Source data:
+ + + + +
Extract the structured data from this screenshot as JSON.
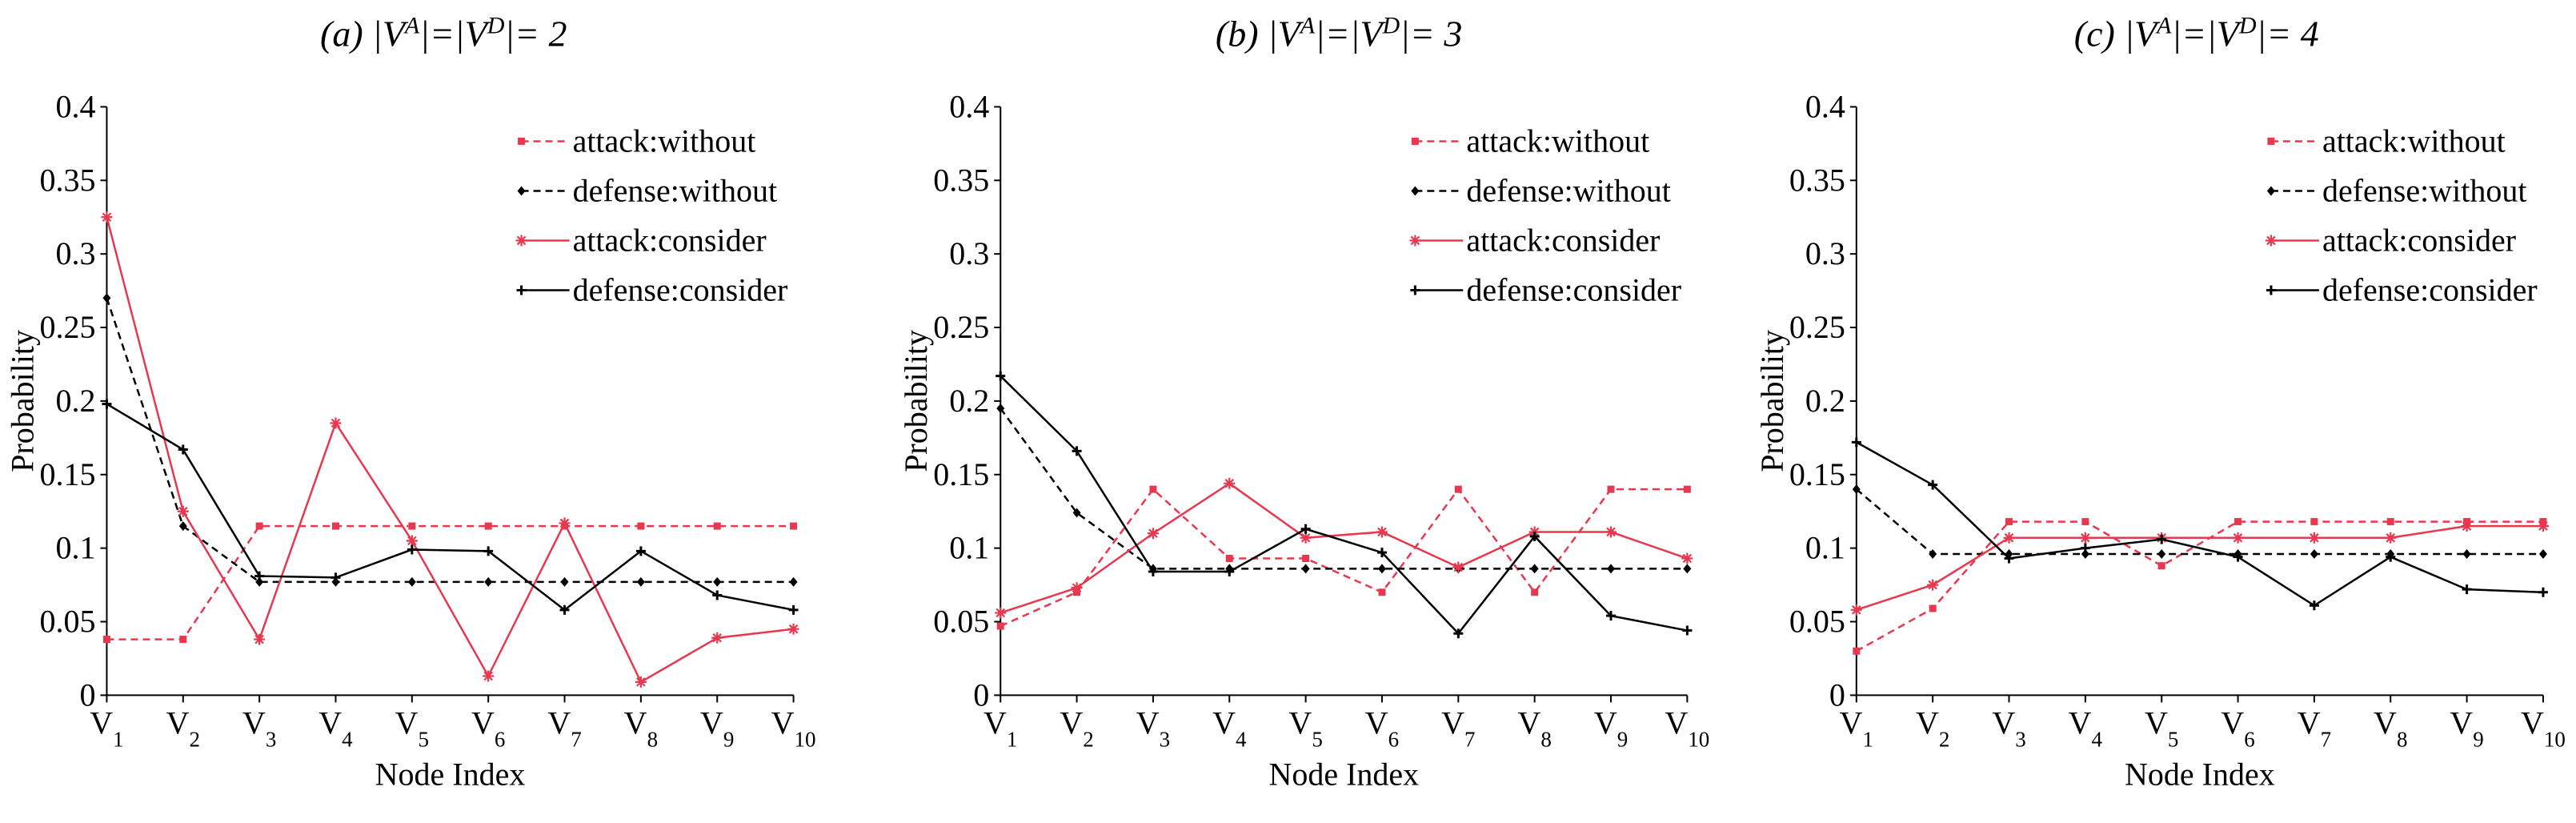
{
  "colors": {
    "attack": "#e8384f",
    "defense": "#000000",
    "axis": "#000000"
  },
  "chart_data": [
    {
      "type": "line",
      "title": {
        "prefix": "(a) |V",
        "sup1": "A",
        "mid": "|=|V",
        "sup2": "D",
        "suffix": "|= 2"
      },
      "xlabel": "Node Index",
      "ylabel": "Probability",
      "ylim": [
        0,
        0.4
      ],
      "y_ticks": [
        "0",
        "0.05",
        "0.1",
        "0.15",
        "0.2",
        "0.25",
        "0.3",
        "0.35",
        "0.4"
      ],
      "categories": [
        {
          "main": "V",
          "sub": "1"
        },
        {
          "main": "V",
          "sub": "2"
        },
        {
          "main": "V",
          "sub": "3"
        },
        {
          "main": "V",
          "sub": "4"
        },
        {
          "main": "V",
          "sub": "5"
        },
        {
          "main": "V",
          "sub": "6"
        },
        {
          "main": "V",
          "sub": "7"
        },
        {
          "main": "V",
          "sub": "8"
        },
        {
          "main": "V",
          "sub": "9"
        },
        {
          "main": "V",
          "sub": "10"
        }
      ],
      "legend_position": "top-right",
      "series": [
        {
          "name": "attack:without",
          "color": "#e8384f",
          "dash": true,
          "marker": "square",
          "values": [
            0.038,
            0.038,
            0.115,
            0.115,
            0.115,
            0.115,
            0.115,
            0.115,
            0.115,
            0.115
          ]
        },
        {
          "name": "defense:without",
          "color": "#000000",
          "dash": true,
          "marker": "diamond",
          "values": [
            0.27,
            0.115,
            0.077,
            0.077,
            0.077,
            0.077,
            0.077,
            0.077,
            0.077,
            0.077
          ]
        },
        {
          "name": "attack:consider",
          "color": "#e8384f",
          "dash": false,
          "marker": "star",
          "values": [
            0.325,
            0.125,
            0.038,
            0.185,
            0.105,
            0.013,
            0.117,
            0.009,
            0.039,
            0.045
          ]
        },
        {
          "name": "defense:consider",
          "color": "#000000",
          "dash": false,
          "marker": "plus",
          "values": [
            0.198,
            0.167,
            0.081,
            0.08,
            0.099,
            0.098,
            0.058,
            0.098,
            0.068,
            0.058
          ]
        }
      ]
    },
    {
      "type": "line",
      "title": {
        "prefix": "(b) |V",
        "sup1": "A",
        "mid": "|=|V",
        "sup2": "D",
        "suffix": "|= 3"
      },
      "xlabel": "Node Index",
      "ylabel": "Probability",
      "ylim": [
        0,
        0.4
      ],
      "y_ticks": [
        "0",
        "0.05",
        "0.1",
        "0.15",
        "0.2",
        "0.25",
        "0.3",
        "0.35",
        "0.4"
      ],
      "categories": [
        {
          "main": "V",
          "sub": "1"
        },
        {
          "main": "V",
          "sub": "2"
        },
        {
          "main": "V",
          "sub": "3"
        },
        {
          "main": "V",
          "sub": "4"
        },
        {
          "main": "V",
          "sub": "5"
        },
        {
          "main": "V",
          "sub": "6"
        },
        {
          "main": "V",
          "sub": "7"
        },
        {
          "main": "V",
          "sub": "8"
        },
        {
          "main": "V",
          "sub": "9"
        },
        {
          "main": "V",
          "sub": "10"
        }
      ],
      "legend_position": "top-right",
      "series": [
        {
          "name": "attack:without",
          "color": "#e8384f",
          "dash": true,
          "marker": "square",
          "values": [
            0.047,
            0.07,
            0.14,
            0.093,
            0.093,
            0.07,
            0.14,
            0.07,
            0.14,
            0.14
          ]
        },
        {
          "name": "defense:without",
          "color": "#000000",
          "dash": true,
          "marker": "diamond",
          "values": [
            0.195,
            0.124,
            0.086,
            0.086,
            0.086,
            0.086,
            0.086,
            0.086,
            0.086,
            0.086
          ]
        },
        {
          "name": "attack:consider",
          "color": "#e8384f",
          "dash": false,
          "marker": "star",
          "values": [
            0.056,
            0.073,
            0.11,
            0.144,
            0.107,
            0.111,
            0.087,
            0.111,
            0.111,
            0.093
          ]
        },
        {
          "name": "defense:consider",
          "color": "#000000",
          "dash": false,
          "marker": "plus",
          "values": [
            0.217,
            0.166,
            0.084,
            0.084,
            0.113,
            0.097,
            0.042,
            0.108,
            0.054,
            0.044
          ]
        }
      ]
    },
    {
      "type": "line",
      "title": {
        "prefix": "(c) |V",
        "sup1": "A",
        "mid": "|=|V",
        "sup2": "D",
        "suffix": "|= 4"
      },
      "xlabel": "Node Index",
      "ylabel": "Probability",
      "ylim": [
        0,
        0.4
      ],
      "y_ticks": [
        "0",
        "0.05",
        "0.1",
        "0.15",
        "0.2",
        "0.25",
        "0.3",
        "0.35",
        "0.4"
      ],
      "categories": [
        {
          "main": "V",
          "sub": "1"
        },
        {
          "main": "V",
          "sub": "2"
        },
        {
          "main": "V",
          "sub": "3"
        },
        {
          "main": "V",
          "sub": "4"
        },
        {
          "main": "V",
          "sub": "5"
        },
        {
          "main": "V",
          "sub": "6"
        },
        {
          "main": "V",
          "sub": "7"
        },
        {
          "main": "V",
          "sub": "8"
        },
        {
          "main": "V",
          "sub": "9"
        },
        {
          "main": "V",
          "sub": "10"
        }
      ],
      "legend_position": "top-right",
      "series": [
        {
          "name": "attack:without",
          "color": "#e8384f",
          "dash": true,
          "marker": "square",
          "values": [
            0.03,
            0.059,
            0.118,
            0.118,
            0.088,
            0.118,
            0.118,
            0.118,
            0.118,
            0.118
          ]
        },
        {
          "name": "defense:without",
          "color": "#000000",
          "dash": true,
          "marker": "diamond",
          "values": [
            0.14,
            0.096,
            0.096,
            0.096,
            0.096,
            0.096,
            0.096,
            0.096,
            0.096,
            0.096
          ]
        },
        {
          "name": "attack:consider",
          "color": "#e8384f",
          "dash": false,
          "marker": "star",
          "values": [
            0.058,
            0.075,
            0.107,
            0.107,
            0.107,
            0.107,
            0.107,
            0.107,
            0.115,
            0.115
          ]
        },
        {
          "name": "defense:consider",
          "color": "#000000",
          "dash": false,
          "marker": "plus",
          "values": [
            0.172,
            0.143,
            0.093,
            0.1,
            0.106,
            0.094,
            0.061,
            0.094,
            0.072,
            0.07
          ]
        }
      ]
    }
  ]
}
+ + + + +
INSTRUCTIONS FOR THE TASK
The records above must be printed exactly; the pictures stay out.

THE COMPLETED TASK
Extract the structured data from this screenshot as JSON.
{
  "colors": {
    "attack": "#e8384f",
    "defense": "#000000",
    "axis": "#000000"
  },
  "chart_data": [
    {
      "type": "line",
      "title": {
        "prefix": "(a) |V",
        "sup1": "A",
        "mid": "|=|V",
        "sup2": "D",
        "suffix": "|= 2"
      },
      "xlabel": "Node Index",
      "ylabel": "Probability",
      "ylim": [
        0,
        0.4
      ],
      "y_ticks": [
        "0",
        "0.05",
        "0.1",
        "0.15",
        "0.2",
        "0.25",
        "0.3",
        "0.35",
        "0.4"
      ],
      "categories": [
        {
          "main": "V",
          "sub": "1"
        },
        {
          "main": "V",
          "sub": "2"
        },
        {
          "main": "V",
          "sub": "3"
        },
        {
          "main": "V",
          "sub": "4"
        },
        {
          "main": "V",
          "sub": "5"
        },
        {
          "main": "V",
          "sub": "6"
        },
        {
          "main": "V",
          "sub": "7"
        },
        {
          "main": "V",
          "sub": "8"
        },
        {
          "main": "V",
          "sub": "9"
        },
        {
          "main": "V",
          "sub": "10"
        }
      ],
      "legend_position": "top-right",
      "series": [
        {
          "name": "attack:without",
          "color": "#e8384f",
          "dash": true,
          "marker": "square",
          "values": [
            0.038,
            0.038,
            0.115,
            0.115,
            0.115,
            0.115,
            0.115,
            0.115,
            0.115,
            0.115
          ]
        },
        {
          "name": "defense:without",
          "color": "#000000",
          "dash": true,
          "marker": "diamond",
          "values": [
            0.27,
            0.115,
            0.077,
            0.077,
            0.077,
            0.077,
            0.077,
            0.077,
            0.077,
            0.077
          ]
        },
        {
          "name": "attack:consider",
          "color": "#e8384f",
          "dash": false,
          "marker": "star",
          "values": [
            0.325,
            0.125,
            0.038,
            0.185,
            0.105,
            0.013,
            0.117,
            0.009,
            0.039,
            0.045
          ]
        },
        {
          "name": "defense:consider",
          "color": "#000000",
          "dash": false,
          "marker": "plus",
          "values": [
            0.198,
            0.167,
            0.081,
            0.08,
            0.099,
            0.098,
            0.058,
            0.098,
            0.068,
            0.058
          ]
        }
      ]
    },
    {
      "type": "line",
      "title": {
        "prefix": "(b) |V",
        "sup1": "A",
        "mid": "|=|V",
        "sup2": "D",
        "suffix": "|= 3"
      },
      "xlabel": "Node Index",
      "ylabel": "Probability",
      "ylim": [
        0,
        0.4
      ],
      "y_ticks": [
        "0",
        "0.05",
        "0.1",
        "0.15",
        "0.2",
        "0.25",
        "0.3",
        "0.35",
        "0.4"
      ],
      "categories": [
        {
          "main": "V",
          "sub": "1"
        },
        {
          "main": "V",
          "sub": "2"
        },
        {
          "main": "V",
          "sub": "3"
        },
        {
          "main": "V",
          "sub": "4"
        },
        {
          "main": "V",
          "sub": "5"
        },
        {
          "main": "V",
          "sub": "6"
        },
        {
          "main": "V",
          "sub": "7"
        },
        {
          "main": "V",
          "sub": "8"
        },
        {
          "main": "V",
          "sub": "9"
        },
        {
          "main": "V",
          "sub": "10"
        }
      ],
      "legend_position": "top-right",
      "series": [
        {
          "name": "attack:without",
          "color": "#e8384f",
          "dash": true,
          "marker": "square",
          "values": [
            0.047,
            0.07,
            0.14,
            0.093,
            0.093,
            0.07,
            0.14,
            0.07,
            0.14,
            0.14
          ]
        },
        {
          "name": "defense:without",
          "color": "#000000",
          "dash": true,
          "marker": "diamond",
          "values": [
            0.195,
            0.124,
            0.086,
            0.086,
            0.086,
            0.086,
            0.086,
            0.086,
            0.086,
            0.086
          ]
        },
        {
          "name": "attack:consider",
          "color": "#e8384f",
          "dash": false,
          "marker": "star",
          "values": [
            0.056,
            0.073,
            0.11,
            0.144,
            0.107,
            0.111,
            0.087,
            0.111,
            0.111,
            0.093
          ]
        },
        {
          "name": "defense:consider",
          "color": "#000000",
          "dash": false,
          "marker": "plus",
          "values": [
            0.217,
            0.166,
            0.084,
            0.084,
            0.113,
            0.097,
            0.042,
            0.108,
            0.054,
            0.044
          ]
        }
      ]
    },
    {
      "type": "line",
      "title": {
        "prefix": "(c) |V",
        "sup1": "A",
        "mid": "|=|V",
        "sup2": "D",
        "suffix": "|= 4"
      },
      "xlabel": "Node Index",
      "ylabel": "Probability",
      "ylim": [
        0,
        0.4
      ],
      "y_ticks": [
        "0",
        "0.05",
        "0.1",
        "0.15",
        "0.2",
        "0.25",
        "0.3",
        "0.35",
        "0.4"
      ],
      "categories": [
        {
          "main": "V",
          "sub": "1"
        },
        {
          "main": "V",
          "sub": "2"
        },
        {
          "main": "V",
          "sub": "3"
        },
        {
          "main": "V",
          "sub": "4"
        },
        {
          "main": "V",
          "sub": "5"
        },
        {
          "main": "V",
          "sub": "6"
        },
        {
          "main": "V",
          "sub": "7"
        },
        {
          "main": "V",
          "sub": "8"
        },
        {
          "main": "V",
          "sub": "9"
        },
        {
          "main": "V",
          "sub": "10"
        }
      ],
      "legend_position": "top-right",
      "series": [
        {
          "name": "attack:without",
          "color": "#e8384f",
          "dash": true,
          "marker": "square",
          "values": [
            0.03,
            0.059,
            0.118,
            0.118,
            0.088,
            0.118,
            0.118,
            0.118,
            0.118,
            0.118
          ]
        },
        {
          "name": "defense:without",
          "color": "#000000",
          "dash": true,
          "marker": "diamond",
          "values": [
            0.14,
            0.096,
            0.096,
            0.096,
            0.096,
            0.096,
            0.096,
            0.096,
            0.096,
            0.096
          ]
        },
        {
          "name": "attack:consider",
          "color": "#e8384f",
          "dash": false,
          "marker": "star",
          "values": [
            0.058,
            0.075,
            0.107,
            0.107,
            0.107,
            0.107,
            0.107,
            0.107,
            0.115,
            0.115
          ]
        },
        {
          "name": "defense:consider",
          "color": "#000000",
          "dash": false,
          "marker": "plus",
          "values": [
            0.172,
            0.143,
            0.093,
            0.1,
            0.106,
            0.094,
            0.061,
            0.094,
            0.072,
            0.07
          ]
        }
      ]
    }
  ]
}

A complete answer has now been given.